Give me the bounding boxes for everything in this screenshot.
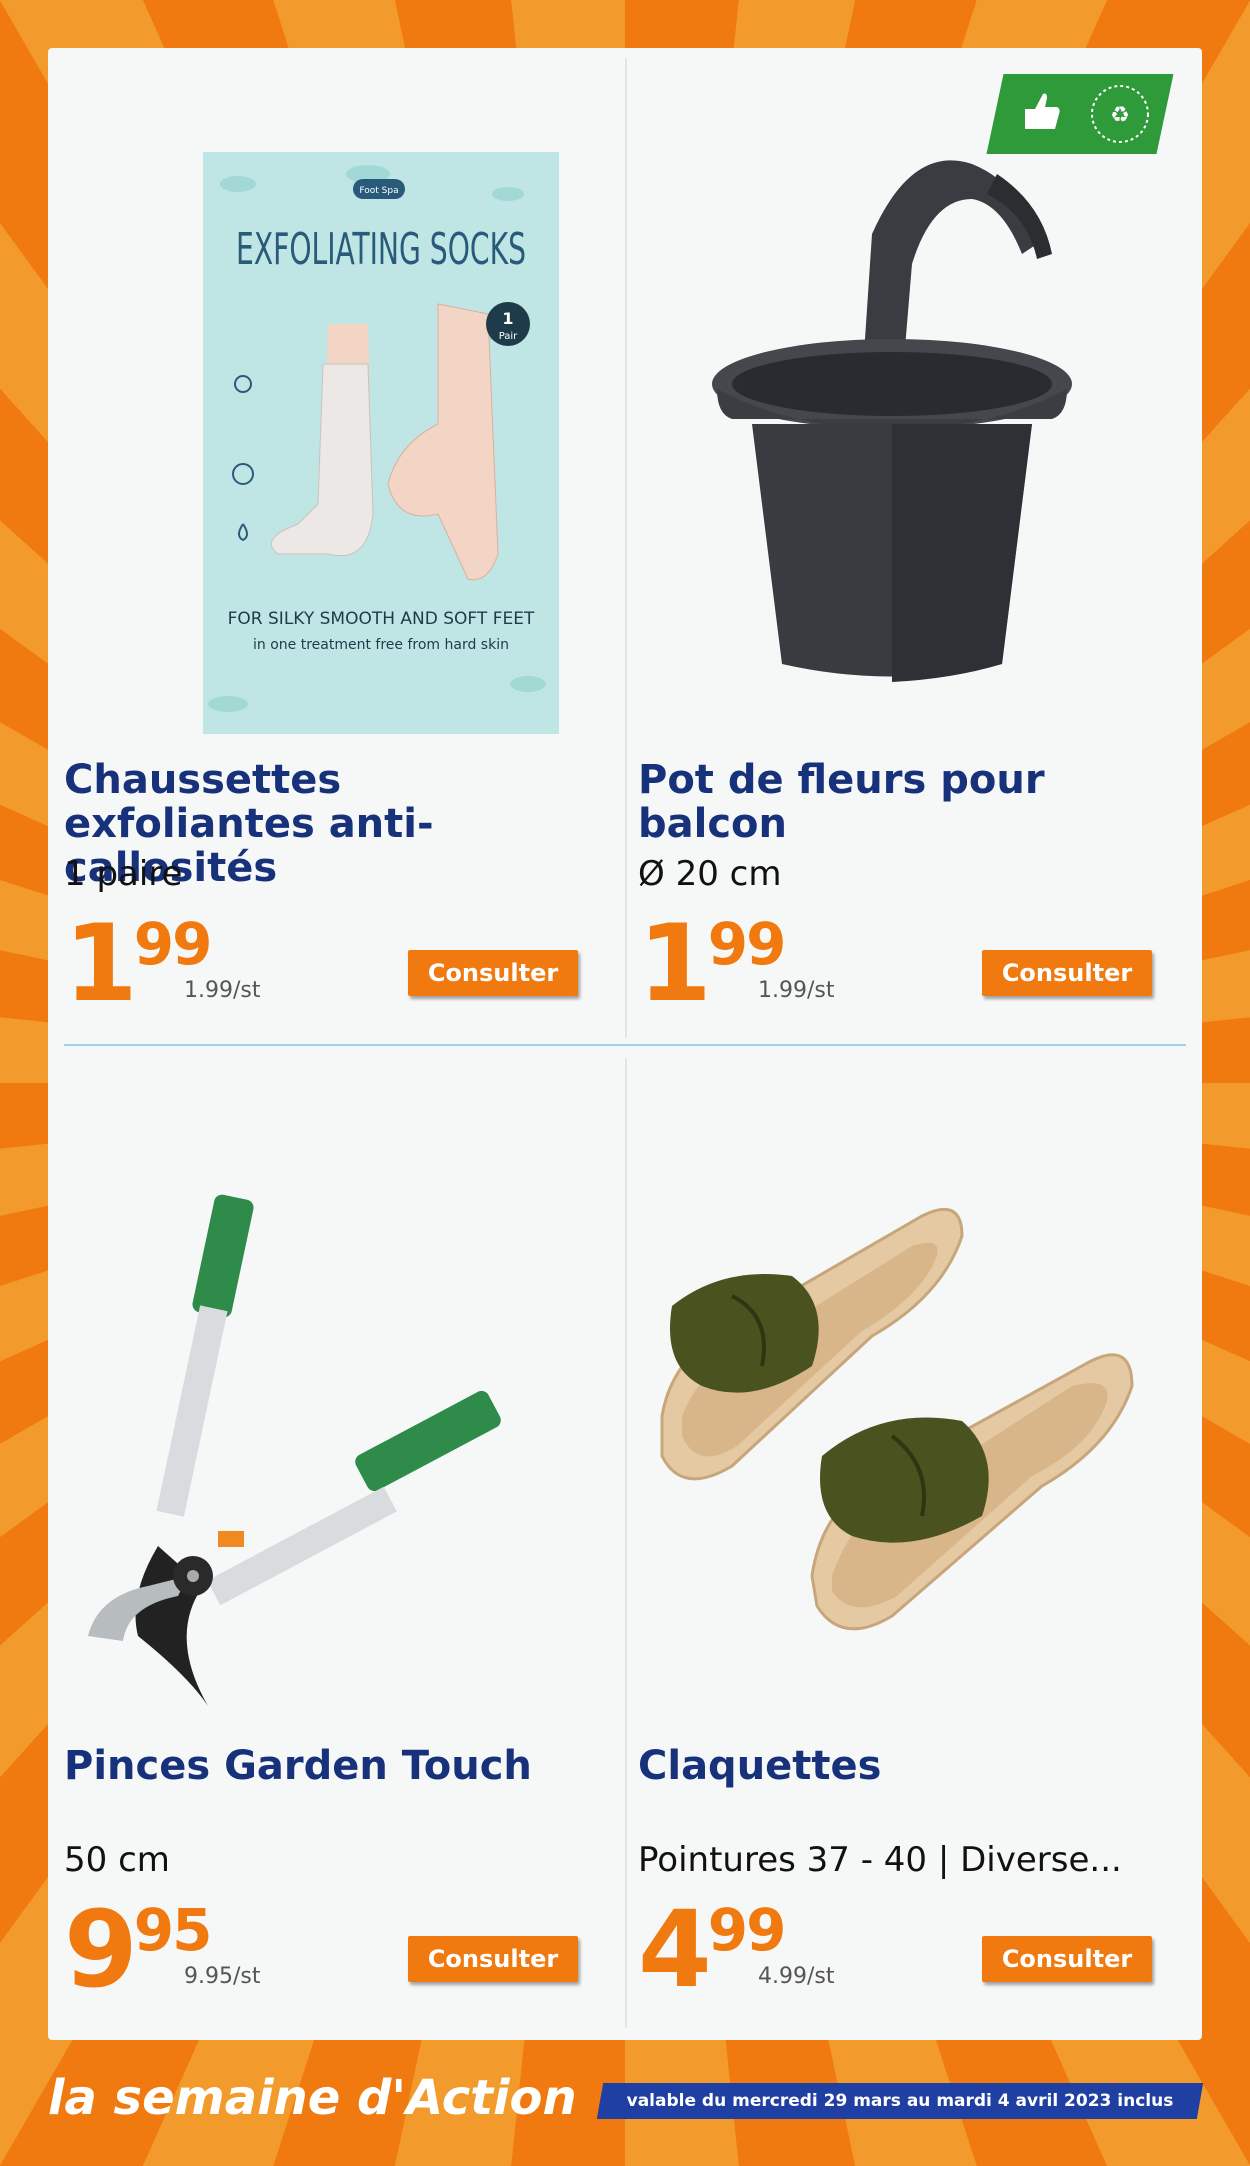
price-cents: 99 [707, 1896, 787, 1964]
socks-package-line1: FOR SILKY SMOOTH AND SOFT FEET [228, 609, 535, 629]
price-cents: 99 [707, 910, 787, 978]
consulter-button[interactable]: Consulter [982, 1936, 1152, 1982]
socks-product-image: Foot Spa EXFOLIATING SOCKS 1 Pair FOR SI… [68, 84, 588, 758]
thumbs-up-icon [1025, 93, 1060, 129]
horizontal-divider [64, 1044, 1186, 1046]
unit-price: 9.95/st [184, 1964, 261, 1989]
price-cents: 95 [133, 1896, 213, 1964]
unit-price: 1.99/st [758, 978, 835, 1003]
recycled-badge: ♻ [986, 74, 1174, 154]
socks-package-line2: in one treatment free from hard skin [253, 637, 509, 653]
socks-badge-number: 1 [502, 309, 513, 328]
sandals-product-image [642, 1076, 1162, 1726]
price-main: 1 [64, 902, 138, 1025]
socks-badge-label: Pair [499, 331, 518, 342]
socks-brand-text: Foot Spa [359, 186, 398, 196]
unit-price: 1.99/st [184, 978, 261, 1003]
product-subtitle: 1 paire [64, 854, 183, 894]
price-main: 1 [638, 902, 712, 1025]
consulter-button[interactable]: Consulter [408, 950, 578, 996]
socks-package-title: EXFOLIATING SOCKS [236, 224, 526, 275]
product-title: Claquettes [638, 1743, 882, 1789]
product-subtitle: 50 cm [64, 1840, 170, 1880]
product-card-socks[interactable]: Foot Spa EXFOLIATING SOCKS 1 Pair FOR SI… [48, 74, 608, 1034]
price-main: 9 [64, 1888, 138, 2011]
product-title: Pinces Garden Touch [64, 1743, 532, 1789]
product-card-sandals[interactable]: Claquettes Pointures 37 - 40 | Diverse..… [622, 1066, 1182, 2026]
product-subtitle: Ø 20 cm [638, 854, 782, 894]
price-cents: 99 [133, 910, 213, 978]
pot-product-image [642, 84, 1162, 734]
consulter-button[interactable]: Consulter [982, 950, 1152, 996]
product-subtitle: Pointures 37 - 40 | Diverse... [638, 1840, 1122, 1880]
unit-price: 4.99/st [758, 1964, 835, 1989]
product-title: Pot de fleurs pour balcon [638, 757, 1045, 847]
recycle-icon: ♻ [1110, 103, 1130, 128]
loppers-product-image [68, 1076, 588, 1726]
price-main: 4 [638, 1888, 712, 2011]
consulter-button[interactable]: Consulter [408, 1936, 578, 1982]
footer-title: la semaine d'Action [48, 2070, 577, 2126]
product-card-pot[interactable]: ♻ Pot de fleurs pour balcon Ø 20 cm 199 … [622, 74, 1182, 1034]
validity-banner: valable du mercredi 29 mars au mardi 4 a… [596, 2083, 1204, 2119]
product-card-loppers[interactable]: Pinces Garden Touch 50 cm 995 9.95/st Co… [48, 1066, 608, 2026]
validity-text: valable du mercredi 29 mars au mardi 4 a… [626, 2091, 1174, 2111]
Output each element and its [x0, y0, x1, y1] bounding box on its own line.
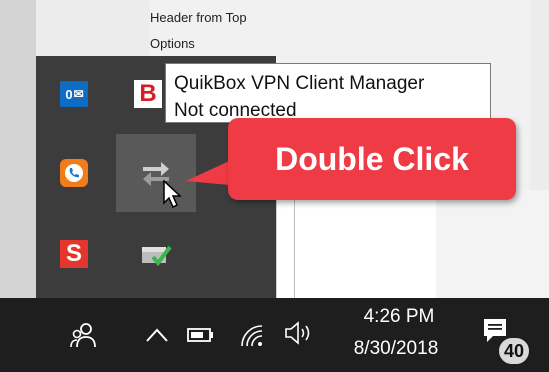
§
**Brief**
Can you render the lines above as a numbered list, skipping blank lines and leaving out the pictures?

**Answer**
1. Give me the bounding boxes for everything in this screenshot.
2. price-cents: 99 [707, 1896, 787, 1964]
3. socks-package-line1: FOR SILKY SMOOTH AND SOFT FEET [228, 609, 535, 629]
4. price-cents: 99 [707, 910, 787, 978]
5. consulter-button[interactable]: Consulter [982, 1936, 1152, 1982]
6. socks-product-image: Foot Spa EXFOLIATING SOCKS 1 Pair FOR SI… [68, 84, 588, 758]
7. thumbs-up-icon [1025, 93, 1060, 129]
8. horizontal-divider [64, 1044, 1186, 1046]
9. unit-price: 9.95/st [184, 1964, 261, 1989]
10. price-cents: 95 [133, 1896, 213, 1964]
11. unit-price: 1.99/st [758, 978, 835, 1003]
12. recycled-badge: ♻ [986, 74, 1174, 154]
13. socks-package-line2: in one treatment free from hard skin [253, 637, 509, 653]
14. socks-badge-number: 1 [502, 309, 513, 328]
15. sandals-product-image [642, 1076, 1162, 1726]
16. price-main: 1 [64, 902, 138, 1025]
17. socks-badge-label: Pair [499, 331, 518, 342]
18. socks-brand-text: Foot Spa [359, 186, 398, 196]
19. unit-price: 1.99/st [184, 978, 261, 1003]
20. product-subtitle: 1 paire [64, 854, 183, 894]
21. price-main: 1 [638, 902, 712, 1025]
22. consulter-button[interactable]: Consulter [408, 950, 578, 996]
23. socks-package-title: EXFOLIATING SOCKS [236, 224, 526, 275]
24. product-title: Claquettes [638, 1743, 882, 1789]
25. product-subtitle: 50 cm [64, 1840, 170, 1880]
26. product-card-socks[interactable]: Foot Spa EXFOLIATING SOCKS 1 Pair FOR SI… [48, 74, 608, 1034]
27. price-main: 9 [64, 1888, 138, 2011]
28. product-title: Pinces Garden Touch [64, 1743, 532, 1789]
29. product-card-sandals[interactable]: Claquettes Pointures 37 - 40 | Diverse..… [622, 1066, 1182, 2026]
30. product-subtitle: Ø 20 cm [638, 854, 782, 894]
31. price-cents: 99 [133, 910, 213, 978]
32. pot-product-image [642, 84, 1162, 734]
33. consulter-button[interactable]: Consulter [982, 950, 1152, 996]
34. product-subtitle: Pointures 37 - 40 | Diverse... [638, 1840, 1122, 1880]
35. unit-price: 4.99/st [758, 1964, 835, 1989]
36. product-title: Pot de fleurs pour balcon [638, 757, 1045, 847]
37. recycle-icon: ♻ [1110, 103, 1130, 128]
38. loppers-product-image [68, 1076, 588, 1726]
39. price-main: 4 [638, 1888, 712, 2011]
40. consulter-button[interactable]: Consulter [408, 1936, 578, 1982]
41. footer-title: la semaine d'Action [48, 2070, 577, 2126]
42. product-card-pot[interactable]: ♻ Pot de fleurs pour balcon Ø 20 cm 199 … [622, 74, 1182, 1034]
43. validity-banner: valable du mercredi 29 mars au mardi 4 a… [596, 2083, 1204, 2119]
44. product-card-loppers[interactable]: Pinces Garden Touch 50 cm 995 9.95/st Co… [48, 1066, 608, 2026]
45. validity-text: valable du mercredi 29 mars au mardi 4 a… [626, 2091, 1174, 2111]
46. Output each element and its [x0, y0, x1, y1] bounding box on its own line.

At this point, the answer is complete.